**REQUIREMENT:** Every line that includes the word "contact" is to be listed.

Data records

"""

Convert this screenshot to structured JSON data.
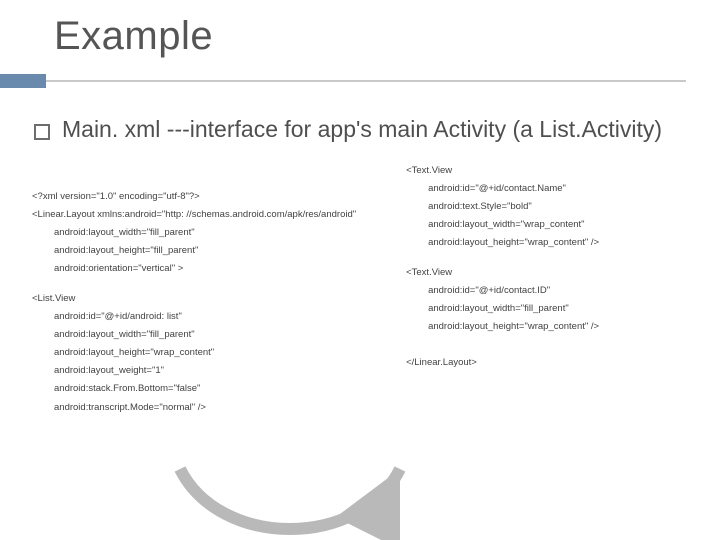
{
  "title": "Example",
  "bullet": "Main. xml ---interface for app's main Activity (a List.Activity)",
  "left": {
    "l1": "<?xml version=\"1.0\" encoding=\"utf-8\"?>",
    "l2": "<Linear.Layout xmlns:android=\"http: //schemas.android.com/apk/res/android\"",
    "l3": "android:layout_width=\"fill_parent\"",
    "l4": "android:layout_height=\"fill_parent\"",
    "l5": "android:orientation=\"vertical\" >",
    "l6": "<List.View",
    "l7": "android:id=\"@+id/android: list\"",
    "l8": "android:layout_width=\"fill_parent\"",
    "l9": "android:layout_height=\"wrap_content\"",
    "l10": "android:layout_weight=\"1\"",
    "l11": "android:stack.From.Bottom=\"false\"",
    "l12": "android:transcript.Mode=\"normal\" />"
  },
  "right": {
    "r1": "<Text.View",
    "r2": "android:id=\"@+id/contact.Name\"",
    "r3": "android:text.Style=\"bold\"",
    "r4": "android:layout_width=\"wrap_content\"",
    "r5": "android:layout_height=\"wrap_content\" />",
    "r6": "<Text.View",
    "r7": "android:id=\"@+id/contact.ID\"",
    "r8": "android:layout_width=\"fill_parent\"",
    "r9": "android:layout_height=\"wrap_content\" />",
    "r10": "</Linear.Layout>"
  }
}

"""

**TASK RESULT:**
    "r2": "android:id=\"@+id/contact.Name\"",
    "r7": "android:id=\"@+id/contact.ID\"",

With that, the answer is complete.